Supplied records:

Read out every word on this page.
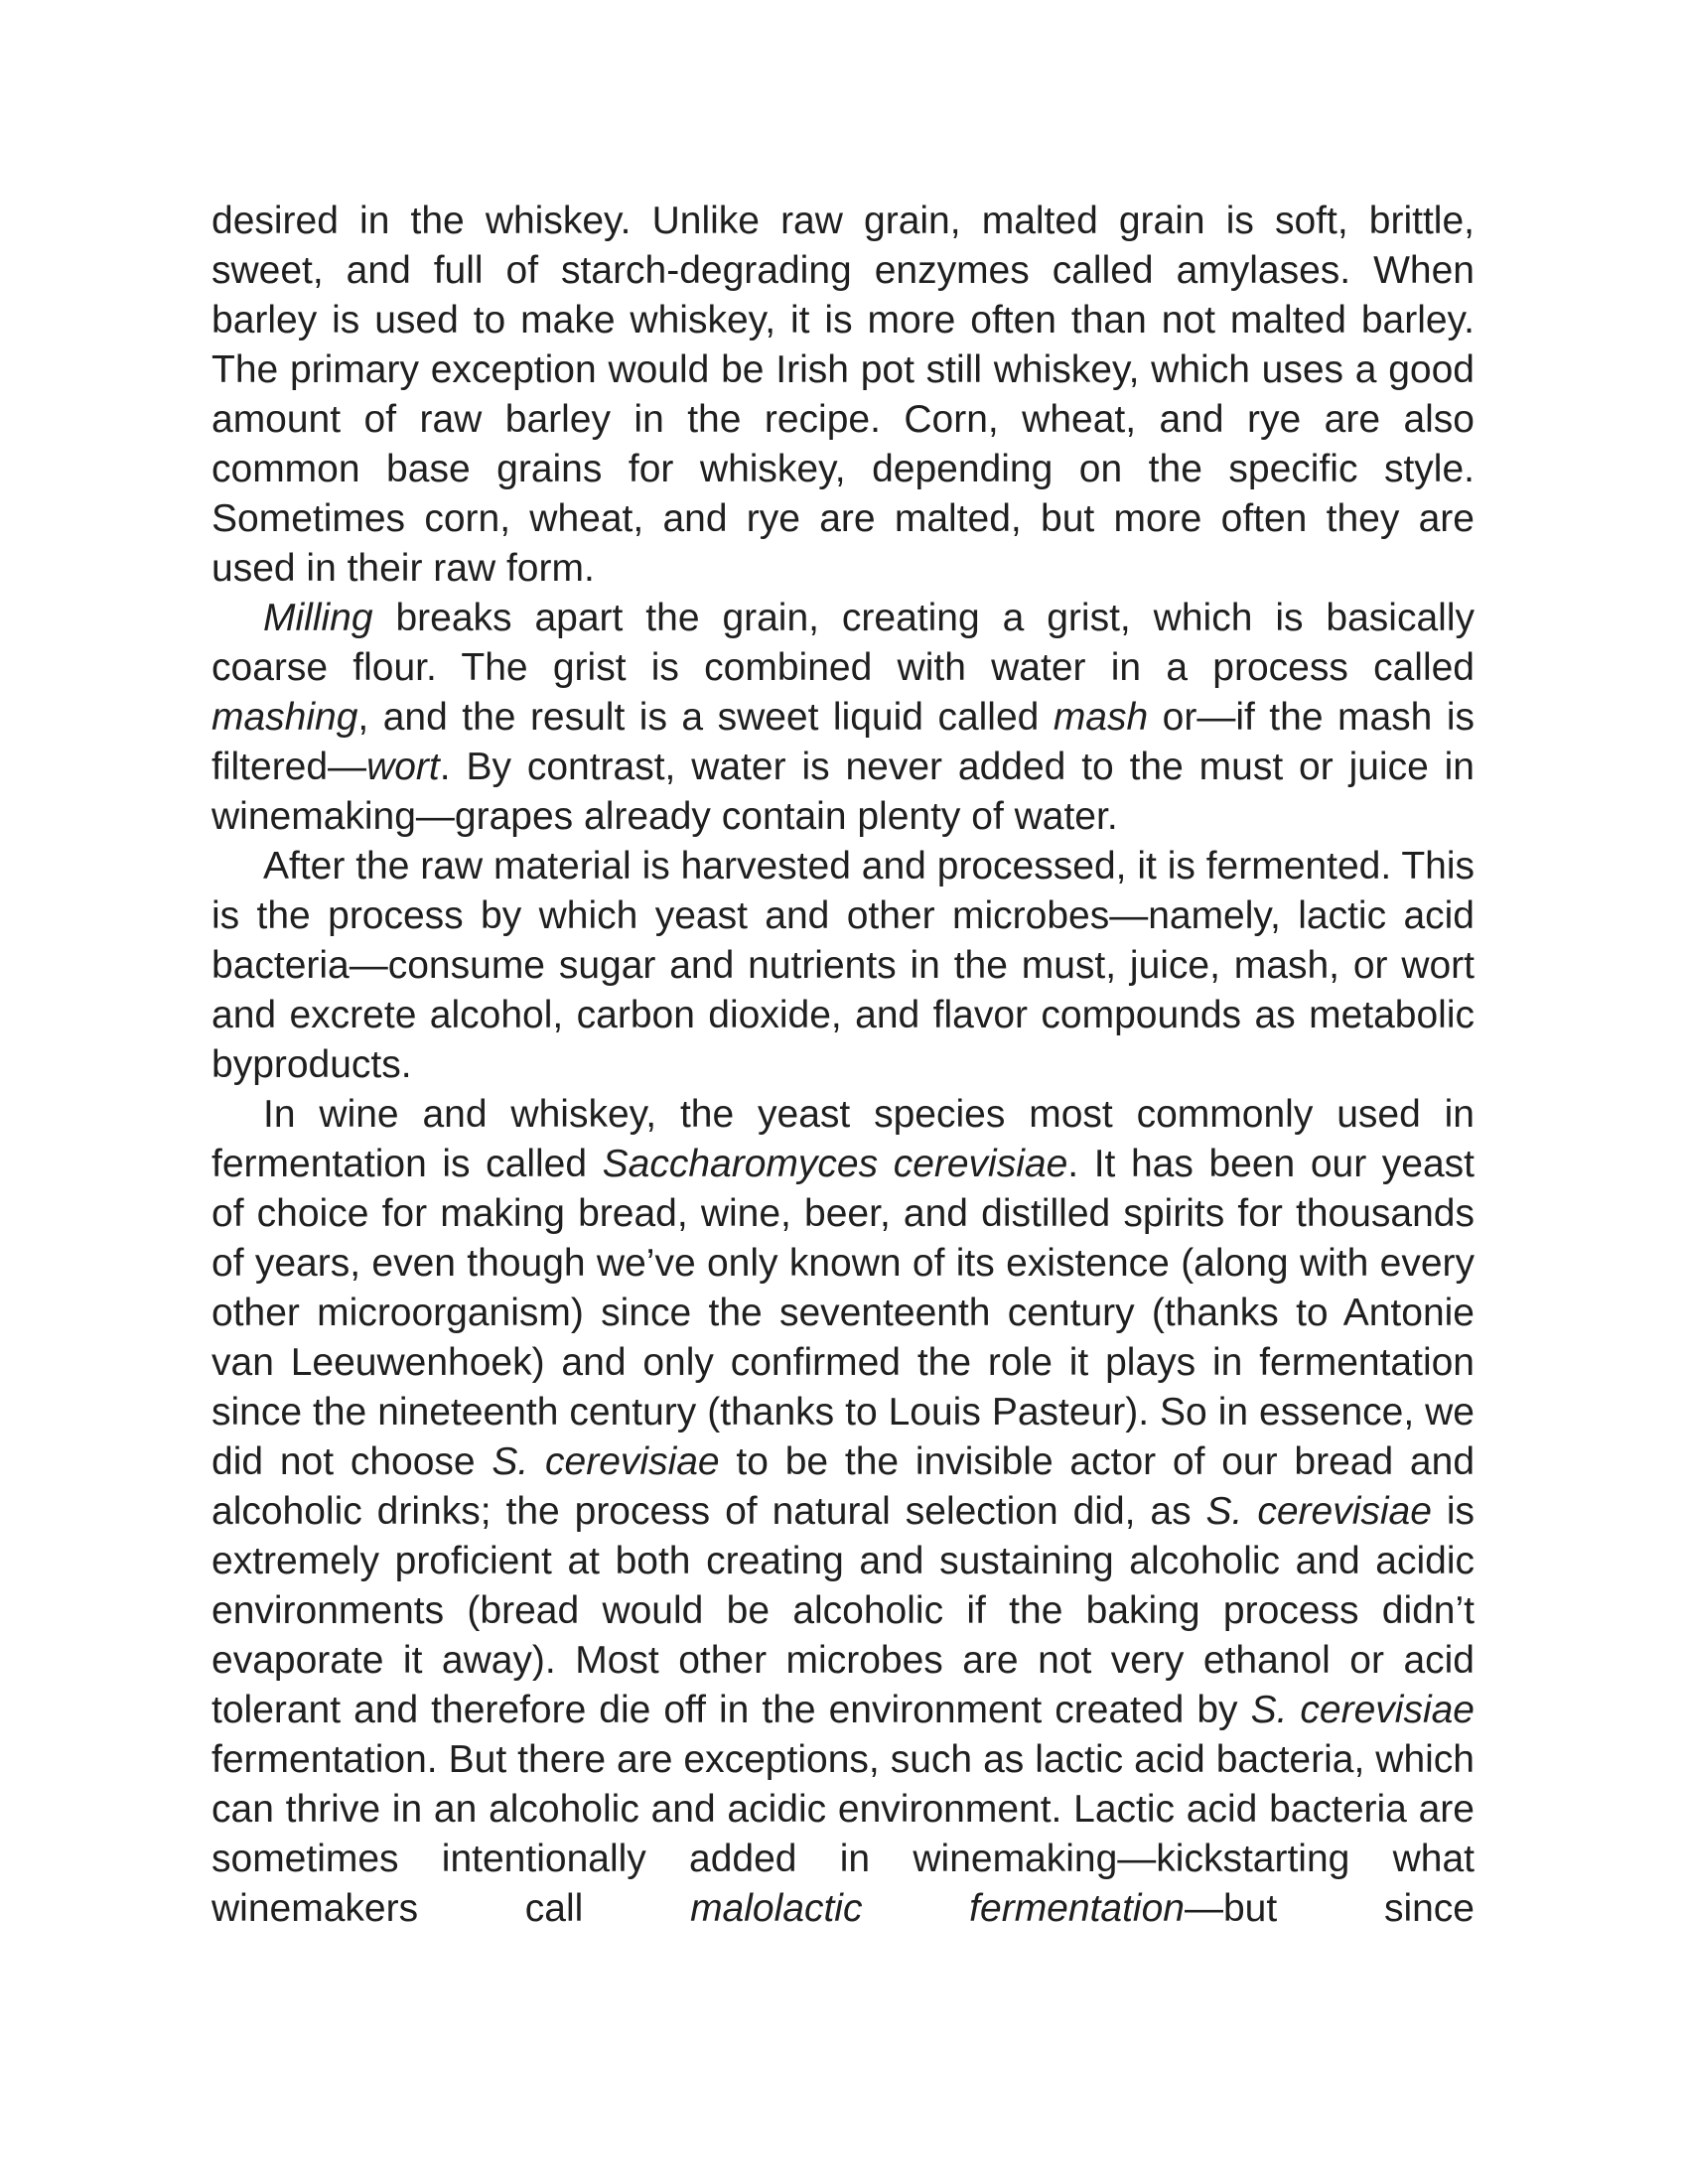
desired in the whiskey. Unlike raw grain, malted grain is soft, brittle, sweet, and full of starch-degrading enzymes called amylases. When barley is used to make whiskey, it is more often than not malted barley. The primary exception would be Irish pot still whiskey, which uses a good amount of raw barley in the recipe. Corn, wheat, and rye are also common base grains for whiskey, depending on the specific style. Sometimes corn, wheat, and rye are malted, but more often they are used in their raw form.

Milling breaks apart the grain, creating a grist, which is basically coarse flour. The grist is combined with water in a process called mashing, and the result is a sweet liquid called mash or—if the mash is filtered—wort. By contrast, water is never added to the must or juice in winemaking—grapes already contain plenty of water.

After the raw material is harvested and processed, it is fermented. This is the process by which yeast and other microbes—namely, lactic acid bacteria—consume sugar and nutrients in the must, juice, mash, or wort and excrete alcohol, carbon dioxide, and flavor compounds as metabolic byproducts.

In wine and whiskey, the yeast species most commonly used in fermentation is called Saccharomyces cerevisiae. It has been our yeast of choice for making bread, wine, beer, and distilled spirits for thousands of years, even though we’ve only known of its existence (along with every other microorganism) since the seventeenth century (thanks to Antonie van Leeuwenhoek) and only confirmed the role it plays in fermentation since the nineteenth century (thanks to Louis Pasteur). So in essence, we did not choose S. cerevisiae to be the invisible actor of our bread and alcoholic drinks; the process of natural selection did, as S. cerevisiae is extremely proficient at both creating and sustaining alcoholic and acidic environments (bread would be alcoholic if the baking process didn’t evaporate it away). Most other microbes are not very ethanol or acid tolerant and therefore die off in the environment created by S. cerevisiae fermentation. But there are exceptions, such as lactic acid bacteria, which can thrive in an alcoholic and acidic environment. Lactic acid bacteria are sometimes intentionally added in winemaking—kickstarting what winemakers call malolactic fermentation—but since
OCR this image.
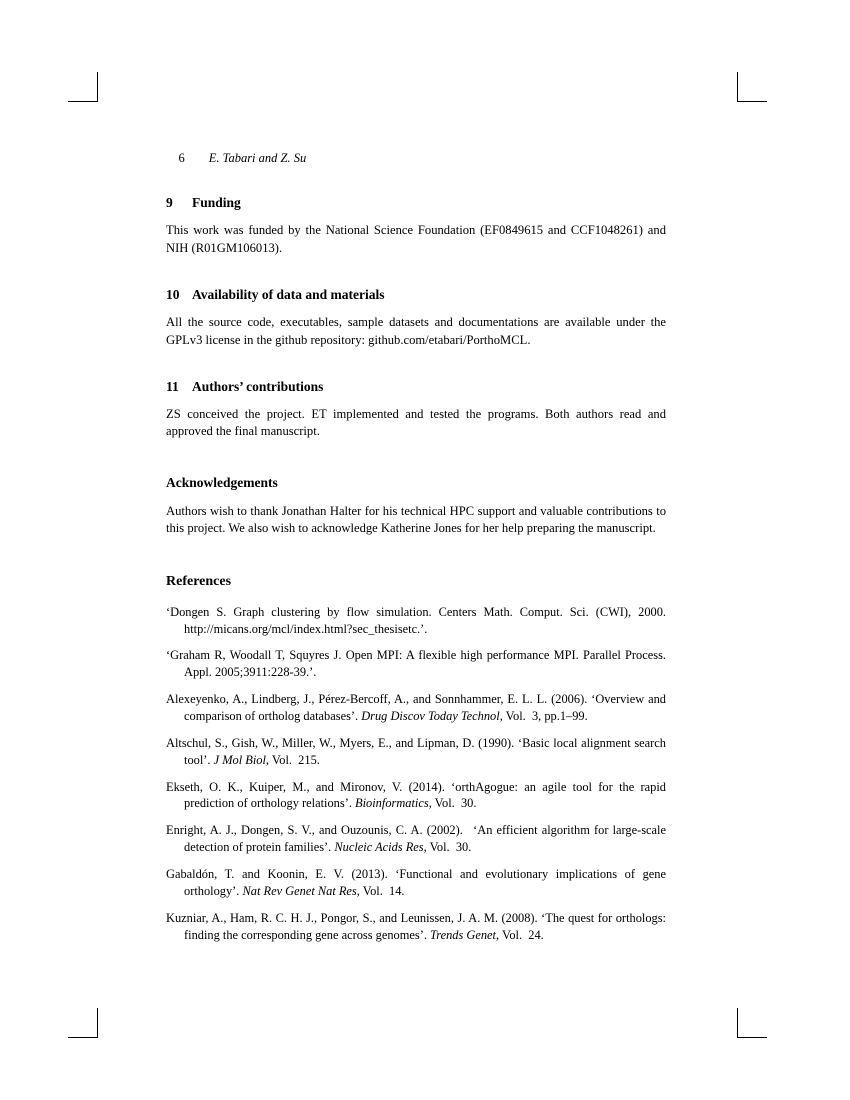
6 E. Tabari and Z. Su

9 Funding

This work was funded by the National Science Foundation (EF0849615 and CCF1048261) and NIH (R01GM106013).

10 Availability of data and materials

All the source code, executables, sample datasets and documentations are available under the GPLv3 license in the github repository: github.com/etabari/PorthoMCL.

11 Authors’ contributions

ZS conceived the project. ET implemented and tested the programs. Both authors read and approved the final manuscript.

Acknowledgements

Authors wish to thank Jonathan Halter for his technical HPC support and valuable contributions to this project. We also wish to acknowledge Katherine Jones for her help preparing the manuscript.

References

‘Dongen S. Graph clustering by flow simulation. Centers Math. Comput. Sci. (CWI), 2000. http://micans.org/mcl/index.html?sec_thesisetc.’.

‘Graham R, Woodall T, Squyres J. Open MPI: A flexible high performance MPI. Parallel Process. Appl. 2005;3911:228-39.’.

Alexeyenko, A., Lindberg, J., Pérez-Bercoff, A., and Sonnhammer, E. L. L. (2006). ‘Overview and comparison of ortholog databases’. Drug Discov Today Technol, Vol. 3, pp.1–99.

Altschul, S., Gish, W., Miller, W., Myers, E., and Lipman, D. (1990). ‘Basic local alignment search tool’. J Mol Biol, Vol. 215.

Ekseth, O. K., Kuiper, M., and Mironov, V. (2014). ‘orthAgogue: an agile tool for the rapid prediction of orthology relations’. Bioinformatics, Vol. 30.

Enright, A. J., Dongen, S. V., and Ouzounis, C. A. (2002).  ‘An efficient algorithm for large-scale detection of protein families’. Nucleic Acids Res, Vol. 30.

Gabaldón, T. and Koonin, E. V. (2013). ‘Functional and evolutionary implications of gene orthology’. Nat Rev Genet Nat Res, Vol. 14.

Kuzniar, A., Ham, R. C. H. J., Pongor, S., and Leunissen, J. A. M. (2008). ‘The quest for orthologs: finding the corresponding gene across genomes’. Trends Genet, Vol. 24.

Try it: Write out the entries word for word. Skip the pictures.

Output for this exercise:
Read out every word on this page.
desired in the whiskey. Unlike raw grain, malted grain is soft, brittle, sweet, and full of starch-degrading enzymes called amylases. When barley is used to make whiskey, it is more often than not malted barley. The primary exception would be Irish pot still whiskey, which uses a good amount of raw barley in the recipe. Corn, wheat, and rye are also common base grains for whiskey, depending on the specific style. Sometimes corn, wheat, and rye are malted, but more often they are used in their raw form.

Milling breaks apart the grain, creating a grist, which is basically coarse flour. The grist is combined with water in a process called mashing, and the result is a sweet liquid called mash or—if the mash is filtered—wort. By contrast, water is never added to the must or juice in winemaking—grapes already contain plenty of water.

After the raw material is harvested and processed, it is fermented. This is the process by which yeast and other microbes—namely, lactic acid bacteria—consume sugar and nutrients in the must, juice, mash, or wort and excrete alcohol, carbon dioxide, and flavor compounds as metabolic byproducts.

In wine and whiskey, the yeast species most commonly used in fermentation is called Saccharomyces cerevisiae. It has been our yeast of choice for making bread, wine, beer, and distilled spirits for thousands of years, even though we’ve only known of its existence (along with every other microorganism) since the seventeenth century (thanks to Antonie van Leeuwenhoek) and only confirmed the role it plays in fermentation since the nineteenth century (thanks to Louis Pasteur). So in essence, we did not choose S. cerevisiae to be the invisible actor of our bread and alcoholic drinks; the process of natural selection did, as S. cerevisiae is extremely proficient at both creating and sustaining alcoholic and acidic environments (bread would be alcoholic if the baking process didn’t evaporate it away). Most other microbes are not very ethanol or acid tolerant and therefore die off in the environment created by S. cerevisiae fermentation. But there are exceptions, such as lactic acid bacteria, which can thrive in an alcoholic and acidic environment. Lactic acid bacteria are sometimes intentionally added in winemaking—kickstarting what winemakers call malolactic fermentation—but since
OCR this image.
6 E. Tabari and Z. Su

9 Funding

This work was funded by the National Science Foundation (EF0849615 and CCF1048261) and NIH (R01GM106013).

10 Availability of data and materials

All the source code, executables, sample datasets and documentations are available under the GPLv3 license in the github repository: github.com/etabari/PorthoMCL.

11 Authors’ contributions

ZS conceived the project. ET implemented and tested the programs. Both authors read and approved the final manuscript.

Acknowledgements

Authors wish to thank Jonathan Halter for his technical HPC support and valuable contributions to this project. We also wish to acknowledge Katherine Jones for her help preparing the manuscript.

References

‘Dongen S. Graph clustering by flow simulation. Centers Math. Comput. Sci. (CWI), 2000. http://micans.org/mcl/index.html?sec_thesisetc.’.

‘Graham R, Woodall T, Squyres J. Open MPI: A flexible high performance MPI. Parallel Process. Appl. 2005;3911:228-39.’.

Alexeyenko, A., Lindberg, J., Pérez-Bercoff, A., and Sonnhammer, E. L. L. (2006). ‘Overview and comparison of ortholog databases’. Drug Discov Today Technol, Vol. 3, pp.1–99.

Altschul, S., Gish, W., Miller, W., Myers, E., and Lipman, D. (1990). ‘Basic local alignment search tool’. J Mol Biol, Vol. 215.

Ekseth, O. K., Kuiper, M., and Mironov, V. (2014). ‘orthAgogue: an agile tool for the rapid prediction of orthology relations’. Bioinformatics, Vol. 30.

Enright, A. J., Dongen, S. V., and Ouzounis, C. A. (2002).  ‘An efficient algorithm for large-scale detection of protein families’. Nucleic Acids Res, Vol. 30.

Gabaldón, T. and Koonin, E. V. (2013). ‘Functional and evolutionary implications of gene orthology’. Nat Rev Genet Nat Res, Vol. 14.

Kuzniar, A., Ham, R. C. H. J., Pongor, S., and Leunissen, J. A. M. (2008). ‘The quest for orthologs: finding the corresponding gene across genomes’. Trends Genet, Vol. 24.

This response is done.